Trop c'est trop. Les recommandations, que dis-je, les injonctions, hier de la commission Européenne en matière de réductions des déficits publics ont provoqué un tollé, et cela même parmi les Européens les plus convaincus. A l'image de l'éditorialiste vedette de France Inter, le très honorable Bernard Guetta, qui se matin s'est fendu d'un éditorial qui a bien failli me faire griller un feu rouge. Selon lui, ce nième train de recommandations de la commission pourrait bien être le dernier convoi tant l'exaspération qu'il a provoqué est grande. Car enfin, dit-il de quelle légitimité populaire la commission se réclame-elle pour oser s'immiscer ainsi dans les politiques des états-membres? d'aucune, ses commissaires étant nommés par les dirigeants des 17 membres actuels de l'Euro, majoritairement libéraux souligne Guetta.

##########

## OBJECTIF ÉNONCÉ 1
D'après l'extrait, par qui les commissaires de la commission sont-ils nommés ?
L'extrait et le listing n'ont aucun lien entre eux.

##########

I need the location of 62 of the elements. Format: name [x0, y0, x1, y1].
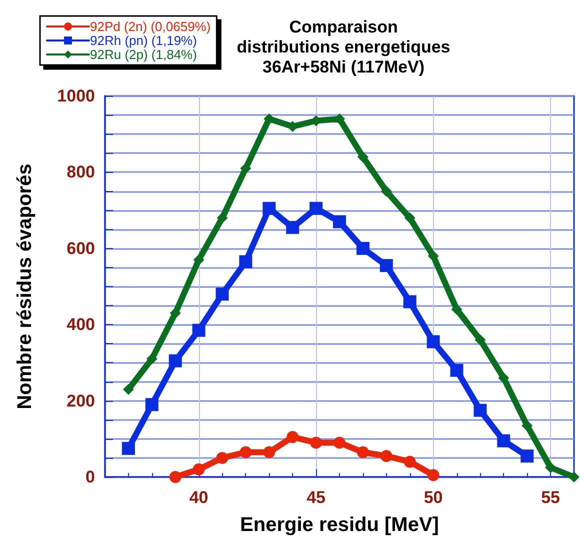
point — [380, 259, 393, 272]
y-tick-label: 400 — [66, 315, 95, 334]
point — [146, 353, 158, 364]
point — [240, 162, 252, 174]
point — [216, 288, 229, 301]
y-tick-label: 0 — [86, 468, 95, 486]
point — [357, 151, 368, 162]
point — [451, 304, 462, 315]
y-tick-label: 200 — [66, 391, 95, 410]
point — [240, 446, 252, 458]
y-tick-label: 1000 — [57, 86, 95, 106]
point — [356, 242, 370, 255]
point — [520, 450, 534, 463]
point — [450, 364, 464, 377]
point — [169, 471, 182, 483]
point — [192, 324, 206, 337]
point — [426, 335, 440, 348]
point — [216, 212, 228, 224]
x-tick-label: 45 — [306, 488, 326, 507]
point — [474, 404, 487, 417]
y-tick-label: 800 — [66, 162, 95, 182]
chart-title: Comparaison distributions energetiques 36Ar+58Ni (117MeV) — [236, 18, 450, 76]
point — [380, 186, 392, 197]
point — [168, 354, 182, 368]
point — [568, 472, 580, 482]
point — [310, 202, 323, 215]
point — [498, 372, 510, 384]
point — [428, 250, 439, 262]
point — [427, 469, 440, 482]
x-axis-title: Energie residu [MeV] — [240, 514, 439, 536]
point — [216, 452, 228, 464]
point — [497, 434, 510, 448]
point — [192, 463, 205, 476]
point — [333, 215, 346, 228]
point — [334, 436, 346, 449]
x-tick-label: 50 — [424, 488, 443, 507]
point — [356, 446, 369, 458]
point — [170, 308, 181, 319]
x-tick-label: 55 — [541, 488, 560, 507]
point — [403, 295, 416, 308]
point — [404, 456, 416, 468]
point — [404, 212, 416, 224]
legend-label: 92Ru (2p) (1,84%) — [90, 47, 197, 62]
point — [310, 436, 322, 449]
point — [380, 450, 392, 462]
point — [263, 446, 276, 458]
legend-label: 92Pd (2n) (0,0659%) — [90, 19, 211, 34]
point — [122, 442, 135, 455]
point — [145, 398, 158, 412]
point — [522, 420, 533, 432]
point — [286, 220, 300, 234]
legend-label: 92Rh (pn) (1,19%) — [90, 33, 197, 48]
x-tick-label: 40 — [189, 488, 208, 507]
point — [262, 202, 276, 215]
point — [193, 254, 204, 266]
point — [545, 462, 556, 473]
y-tick-label: 600 — [66, 238, 95, 258]
point — [122, 384, 134, 395]
point — [286, 431, 299, 443]
point — [239, 255, 252, 268]
point — [474, 334, 486, 346]
y-axis-title: Nombre résidus évaporés — [14, 164, 36, 410]
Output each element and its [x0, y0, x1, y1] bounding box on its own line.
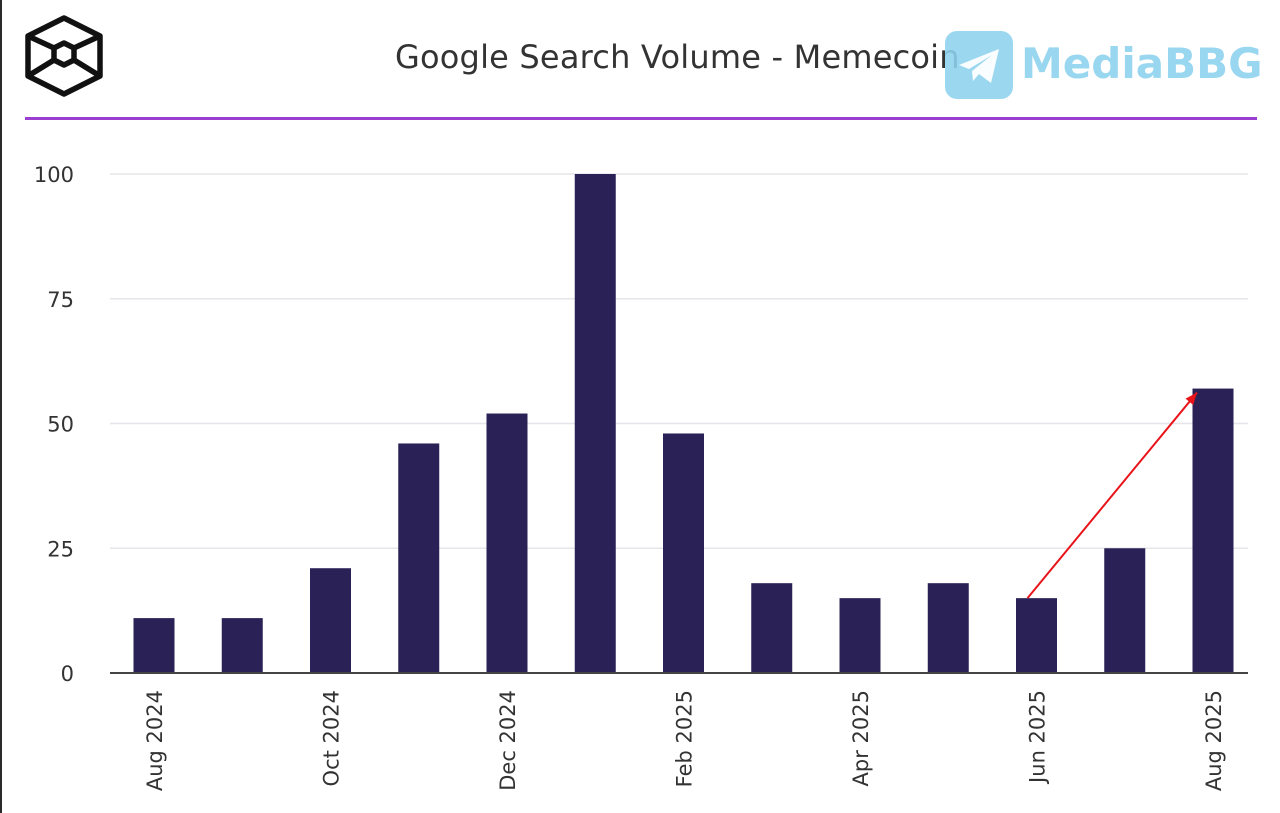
x-tick-label: Dec 2024 [496, 690, 520, 791]
x-tick-label: Oct 2024 [320, 690, 344, 786]
bar [1016, 598, 1057, 673]
bar [310, 568, 351, 673]
bar [486, 413, 528, 673]
trend-arrow-line [1026, 391, 1198, 599]
bar [398, 443, 440, 673]
x-tick-label: Jun 2025 [1026, 690, 1050, 785]
bar [221, 618, 263, 673]
bar [574, 174, 616, 673]
x-tick-label: Aug 2025 [1202, 690, 1226, 791]
x-tick-label: Apr 2025 [849, 690, 873, 786]
y-tick-label: 75 [47, 288, 74, 312]
bar [751, 583, 793, 673]
bar [839, 598, 881, 673]
y-tick-label: 100 [34, 163, 74, 187]
bar [133, 618, 175, 673]
bar [927, 583, 969, 673]
y-tick-label: 25 [47, 537, 74, 561]
y-tick-label: 50 [47, 413, 74, 437]
bar [663, 433, 704, 673]
header-divider [25, 117, 1257, 120]
chart-title: Google Search Volume - Memecoin [395, 38, 960, 76]
watermark: MediaBBG [945, 31, 1275, 101]
x-tick-label: Aug 2024 [143, 690, 167, 791]
window-border [0, 0, 2, 813]
watermark-text: MediaBBG [1021, 39, 1263, 88]
telegram-plane-icon [945, 31, 1013, 99]
cube-logo-icon [22, 14, 106, 98]
x-tick-label: Feb 2025 [673, 690, 697, 787]
bar [1104, 548, 1146, 673]
y-tick-label: 0 [61, 662, 74, 686]
trend-arrowhead-icon [1185, 392, 1197, 405]
bar [1192, 388, 1234, 673]
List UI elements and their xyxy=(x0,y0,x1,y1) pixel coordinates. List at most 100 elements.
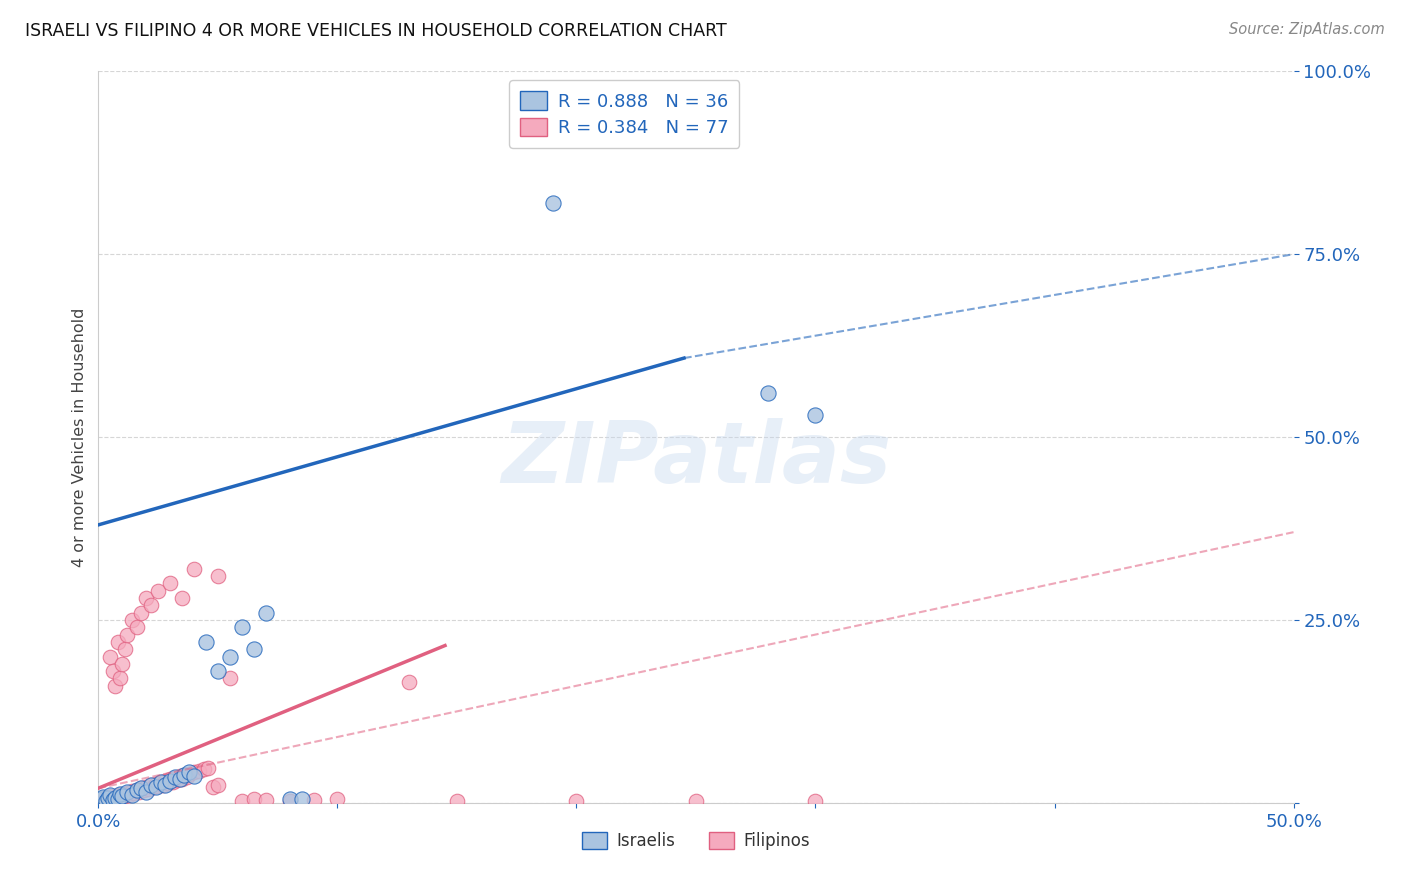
Point xyxy=(159,576,181,591)
Point xyxy=(131,606,153,620)
Point xyxy=(124,786,146,800)
Point xyxy=(104,789,127,804)
Point xyxy=(166,773,188,788)
Point xyxy=(121,788,143,802)
Point xyxy=(98,789,122,804)
Point xyxy=(98,789,122,803)
Point xyxy=(254,793,277,807)
Point xyxy=(302,793,325,807)
Point xyxy=(243,792,266,806)
Text: ISRAELI VS FILIPINO 4 OR MORE VEHICLES IN HOUSEHOLD CORRELATION CHART: ISRAELI VS FILIPINO 4 OR MORE VEHICLES I… xyxy=(25,22,727,40)
Point xyxy=(115,785,138,799)
Point xyxy=(115,627,138,641)
Point xyxy=(148,779,170,793)
Point xyxy=(172,591,194,605)
Point xyxy=(111,657,134,671)
Point xyxy=(104,790,127,805)
Point xyxy=(187,764,209,778)
Point xyxy=(152,778,174,792)
Point xyxy=(111,787,134,801)
Point xyxy=(756,386,779,401)
Point xyxy=(118,788,141,802)
Point xyxy=(90,792,112,806)
Point xyxy=(202,780,225,794)
Legend: Israelis, Filipinos: Israelis, Filipinos xyxy=(572,822,820,860)
Point xyxy=(163,770,186,784)
Point xyxy=(135,591,157,605)
Point xyxy=(142,780,165,795)
Point xyxy=(162,774,184,789)
Point xyxy=(183,769,205,783)
Point xyxy=(108,790,131,805)
Point xyxy=(197,761,219,775)
Point xyxy=(97,792,120,806)
Point xyxy=(179,766,201,780)
Point xyxy=(176,770,198,784)
Point xyxy=(159,773,181,788)
Point xyxy=(804,794,827,808)
Point xyxy=(278,794,301,808)
Point xyxy=(114,789,136,804)
Point xyxy=(804,408,827,422)
Point xyxy=(541,196,564,211)
Point xyxy=(101,793,124,807)
Point xyxy=(254,606,277,620)
Point xyxy=(155,778,177,792)
Point xyxy=(173,768,195,782)
Point xyxy=(107,635,129,649)
Point xyxy=(183,765,205,780)
Point xyxy=(128,785,150,799)
Point xyxy=(173,768,195,782)
Point xyxy=(132,783,155,797)
Point xyxy=(104,679,127,693)
Point xyxy=(172,772,194,786)
Point xyxy=(131,781,153,796)
Point xyxy=(91,794,114,808)
Y-axis label: 4 or more Vehicles in Household: 4 or more Vehicles in Household xyxy=(72,308,87,566)
Point xyxy=(138,781,160,796)
Point xyxy=(135,780,157,794)
Point xyxy=(98,649,122,664)
Point xyxy=(278,792,301,806)
Point xyxy=(685,794,707,808)
Point xyxy=(125,782,148,797)
Point xyxy=(565,794,588,808)
Point xyxy=(125,782,148,797)
Point xyxy=(291,792,314,806)
Point xyxy=(111,789,134,804)
Point xyxy=(446,794,468,808)
Point xyxy=(131,781,153,796)
Point xyxy=(125,620,148,634)
Point xyxy=(243,642,266,657)
Point xyxy=(169,772,191,787)
Point xyxy=(107,789,129,803)
Point xyxy=(97,791,120,805)
Point xyxy=(207,664,229,678)
Point xyxy=(159,772,181,787)
Point xyxy=(169,769,191,783)
Point xyxy=(91,789,114,804)
Point xyxy=(107,792,129,806)
Point xyxy=(195,635,218,649)
Point xyxy=(149,775,172,789)
Point xyxy=(101,791,124,805)
Point xyxy=(207,778,229,792)
Point xyxy=(219,672,242,686)
Point xyxy=(193,762,215,776)
Point xyxy=(326,792,349,806)
Text: Source: ZipAtlas.com: Source: ZipAtlas.com xyxy=(1229,22,1385,37)
Point xyxy=(207,569,229,583)
Point xyxy=(155,773,177,788)
Point xyxy=(135,785,157,799)
Point xyxy=(121,613,143,627)
Point xyxy=(149,775,172,789)
Point xyxy=(156,776,179,790)
Point xyxy=(179,765,201,780)
Point xyxy=(231,794,253,808)
Point xyxy=(101,664,124,678)
Point xyxy=(139,778,162,792)
Point xyxy=(139,599,162,613)
Point xyxy=(90,792,112,806)
Point xyxy=(163,771,186,785)
Point xyxy=(94,790,117,805)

##########

## OBJECTIF ÉNONCÉ 2
Convertis en liste numérotée les lignes du listing, en commençant par celle qui contient "Point xyxy=(159,576,181,591)" et en terminant par celle qui contient "Point xyxy=(101,793,124,807)", ces deux lignes comprises, sans les lignes vides.

## RÉPONSE ATTENDUE 1
Par les dirigeants des 17 membres actuels de l'Euro.

## RÉPONSE ATTENDUE 2
1. Point xyxy=(159,576,181,591)
2. Point xyxy=(131,606,153,620)
3. Point xyxy=(124,786,146,800)
4. Point xyxy=(104,789,127,804)
5. Point xyxy=(166,773,188,788)
6. Point xyxy=(121,788,143,802)
7. Point xyxy=(98,789,122,804)
8. Point xyxy=(98,789,122,803)
9. Point xyxy=(254,793,277,807)
10. Point xyxy=(302,793,325,807)
11. Point xyxy=(243,792,266,806)
12. Text: ISRAELI VS FILIPINO 4 OR MORE VEHICLES IN HOUSEHOLD CORRELATION CHART: ISRAELI VS FILIPINO 4 OR MORE VEHICLES I… xyxy=(25,22,727,40)
13. Point xyxy=(115,785,138,799)
14. Point xyxy=(115,627,138,641)
15. Point xyxy=(148,779,170,793)
16. Point xyxy=(172,591,194,605)
17. Point xyxy=(111,657,134,671)
18. Point xyxy=(104,790,127,805)
19. Point xyxy=(187,764,209,778)
20. Point xyxy=(152,778,174,792)
21. Point xyxy=(111,787,134,801)
22. Point xyxy=(756,386,779,401)
23. Point xyxy=(118,788,141,802)
24. Point xyxy=(90,792,112,806)
25. Point xyxy=(202,780,225,794)
26. Legend: Israelis, Filipinos: Israelis, Filipinos xyxy=(572,822,820,860)
27. Point xyxy=(163,770,186,784)
28. Point xyxy=(135,591,157,605)
29. Point xyxy=(142,780,165,795)
30. Point xyxy=(162,774,184,789)
31. Point xyxy=(183,769,205,783)
32. Point xyxy=(108,790,131,805)
33. Point xyxy=(197,761,219,775)
34. Point xyxy=(97,792,120,806)
35. Point xyxy=(179,766,201,780)
36. Point xyxy=(176,770,198,784)
37. Point xyxy=(159,773,181,788)
38. Point xyxy=(804,794,827,808)
39. Point xyxy=(278,794,301,808)
40. Point xyxy=(114,789,136,804)
41. Point xyxy=(804,408,827,422)
42. Point xyxy=(541,196,564,211)
43. Point xyxy=(101,793,124,807)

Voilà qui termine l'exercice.